The Trump administration seems to be going back and forth on their promises and statements toward Israel; Defense Minister Lieberman concurs, saying, ‘We received a direct message from the United States… that imposing Israeli sovereignty on the West Bank would mean crisis with the new administration.’
The Trump administration has explicitly warned Israel against annexing parts of the West Bank, saying it would trigger an “immediate crisis” between the two close allies, Israel’s Defense Minister Avigdor Lieberman (Yisrael Beytenu) said Monday.
It was the latest indication that President Donald Trump is returning to more traditional US policy and will not give Israel free rein to expand its control over the West Bank, as Israeli nationalists had hoped.
“We received a direct message—not an indirect message and not a hint—from the United States. Imposing Israeli sovereignty on the West Bank would mean an immediate crisis with the new administration,” Lieberman said, shortly before departing for a diplomatic visit to the US.
The US’s reaction was sparked by comments by MK Miki Zohar, a junior lawmaker in Prime Minister Benjamin Netanyahu’s Likud Party.
Zohar is among a growing number of coalition members who reject the idea of a Palestinian state and instead suggested that Israel annex the West Bank.
Under this version of a “one-state” scenario, the West Bank’s more than 2 million Palestinians would receive expanded autonomy, but not hold full Israeli citizenship or be allowed to vote for the Knesset, or parliament. Although Netanyahu has not endorsed the one-state vision, many in his coalition do.

Record set:

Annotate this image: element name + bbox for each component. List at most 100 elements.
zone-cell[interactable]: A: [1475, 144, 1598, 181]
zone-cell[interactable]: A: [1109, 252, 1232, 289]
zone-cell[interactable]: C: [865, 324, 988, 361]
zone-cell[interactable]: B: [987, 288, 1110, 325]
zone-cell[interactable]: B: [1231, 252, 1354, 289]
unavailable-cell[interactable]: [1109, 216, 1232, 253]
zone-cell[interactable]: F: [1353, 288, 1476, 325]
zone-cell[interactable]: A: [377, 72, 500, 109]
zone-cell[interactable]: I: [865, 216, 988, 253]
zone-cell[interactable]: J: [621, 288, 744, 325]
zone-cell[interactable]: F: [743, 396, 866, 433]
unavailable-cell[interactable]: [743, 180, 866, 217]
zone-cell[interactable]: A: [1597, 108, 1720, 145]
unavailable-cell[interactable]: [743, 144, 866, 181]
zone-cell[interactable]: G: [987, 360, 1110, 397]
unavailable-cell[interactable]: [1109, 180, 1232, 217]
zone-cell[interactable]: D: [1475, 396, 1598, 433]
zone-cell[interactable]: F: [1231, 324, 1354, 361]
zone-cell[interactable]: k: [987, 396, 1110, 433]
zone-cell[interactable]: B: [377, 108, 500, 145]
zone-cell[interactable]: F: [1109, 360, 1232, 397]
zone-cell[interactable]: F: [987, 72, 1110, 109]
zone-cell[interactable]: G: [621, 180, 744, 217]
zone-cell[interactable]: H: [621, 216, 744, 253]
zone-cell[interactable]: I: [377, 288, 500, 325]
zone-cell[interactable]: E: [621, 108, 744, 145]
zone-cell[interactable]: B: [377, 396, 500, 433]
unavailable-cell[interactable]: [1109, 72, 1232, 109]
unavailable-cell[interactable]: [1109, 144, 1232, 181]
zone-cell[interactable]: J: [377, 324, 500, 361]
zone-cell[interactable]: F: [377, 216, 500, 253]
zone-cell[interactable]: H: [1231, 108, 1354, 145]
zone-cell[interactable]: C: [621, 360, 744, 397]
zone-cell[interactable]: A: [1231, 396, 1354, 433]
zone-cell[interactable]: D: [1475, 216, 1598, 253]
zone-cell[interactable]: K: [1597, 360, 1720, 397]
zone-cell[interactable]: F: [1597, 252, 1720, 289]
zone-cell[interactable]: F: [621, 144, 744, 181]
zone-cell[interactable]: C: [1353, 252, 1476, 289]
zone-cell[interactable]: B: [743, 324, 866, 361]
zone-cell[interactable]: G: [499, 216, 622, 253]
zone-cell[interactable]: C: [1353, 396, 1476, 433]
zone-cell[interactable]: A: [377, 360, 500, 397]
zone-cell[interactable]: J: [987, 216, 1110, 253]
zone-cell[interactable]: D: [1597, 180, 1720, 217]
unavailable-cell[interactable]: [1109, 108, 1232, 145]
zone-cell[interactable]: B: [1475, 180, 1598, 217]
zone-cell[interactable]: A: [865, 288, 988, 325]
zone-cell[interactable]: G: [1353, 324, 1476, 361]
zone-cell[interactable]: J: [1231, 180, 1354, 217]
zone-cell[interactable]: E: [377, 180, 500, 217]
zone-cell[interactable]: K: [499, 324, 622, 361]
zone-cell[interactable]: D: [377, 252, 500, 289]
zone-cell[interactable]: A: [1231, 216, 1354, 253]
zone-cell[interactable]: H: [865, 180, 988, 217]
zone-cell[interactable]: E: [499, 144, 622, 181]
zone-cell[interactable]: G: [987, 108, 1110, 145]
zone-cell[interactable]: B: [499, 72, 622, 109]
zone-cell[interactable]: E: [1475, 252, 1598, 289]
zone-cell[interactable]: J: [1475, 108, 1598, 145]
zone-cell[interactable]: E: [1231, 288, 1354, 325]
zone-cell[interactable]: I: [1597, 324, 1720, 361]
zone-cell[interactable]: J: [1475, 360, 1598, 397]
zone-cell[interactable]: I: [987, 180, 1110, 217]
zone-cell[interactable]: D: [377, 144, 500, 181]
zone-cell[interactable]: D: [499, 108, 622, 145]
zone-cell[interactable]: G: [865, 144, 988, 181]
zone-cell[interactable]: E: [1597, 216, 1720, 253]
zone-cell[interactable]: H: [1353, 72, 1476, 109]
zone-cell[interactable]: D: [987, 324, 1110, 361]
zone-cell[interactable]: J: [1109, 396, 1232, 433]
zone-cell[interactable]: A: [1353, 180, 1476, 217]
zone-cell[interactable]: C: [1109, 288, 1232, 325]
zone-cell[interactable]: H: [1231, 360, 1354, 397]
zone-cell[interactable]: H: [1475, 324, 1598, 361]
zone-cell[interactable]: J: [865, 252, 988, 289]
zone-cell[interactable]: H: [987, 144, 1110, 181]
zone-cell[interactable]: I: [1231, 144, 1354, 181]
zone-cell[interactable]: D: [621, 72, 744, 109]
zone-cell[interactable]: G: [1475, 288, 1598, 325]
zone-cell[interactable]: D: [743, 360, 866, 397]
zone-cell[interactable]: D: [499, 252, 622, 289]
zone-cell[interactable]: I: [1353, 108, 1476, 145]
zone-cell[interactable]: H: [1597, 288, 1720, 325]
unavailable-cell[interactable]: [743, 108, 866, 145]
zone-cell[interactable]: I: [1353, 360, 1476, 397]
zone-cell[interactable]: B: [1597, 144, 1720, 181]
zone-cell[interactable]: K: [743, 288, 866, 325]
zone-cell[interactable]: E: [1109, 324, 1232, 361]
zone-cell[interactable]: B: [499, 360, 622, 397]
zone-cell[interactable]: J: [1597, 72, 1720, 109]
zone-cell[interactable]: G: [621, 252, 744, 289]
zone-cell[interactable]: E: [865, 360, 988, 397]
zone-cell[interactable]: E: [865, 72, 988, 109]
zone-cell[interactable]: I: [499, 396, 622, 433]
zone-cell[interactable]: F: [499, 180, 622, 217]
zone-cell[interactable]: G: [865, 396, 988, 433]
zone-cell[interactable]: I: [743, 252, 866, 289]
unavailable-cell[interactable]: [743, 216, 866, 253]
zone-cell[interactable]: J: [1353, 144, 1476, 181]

Task 1: Please quote the part of the West Bank annexation article above that opens with the words containing "It was the latest" and closes with "visit to the US.".
Task 2: List every person named in the West Bank annexation article above.

Answer space 1:
It was the latest indication that President Donald Trump is returning to more traditional US policy and will not give Israel free rein to expand its control over the West Bank, as Israeli nationalists had hoped.
“We received a direct message—not an indirect message and not a hint—from the United States. Imposing Israeli sovereignty on the West Bank would mean an immediate crisis with the new administration,” Lieberman said, shortly before departing for a diplomatic visit to the US.

Answer space 2: Avigdor Lieberman, Donald Trump, Miki Zohar, Benjamin Netanyahu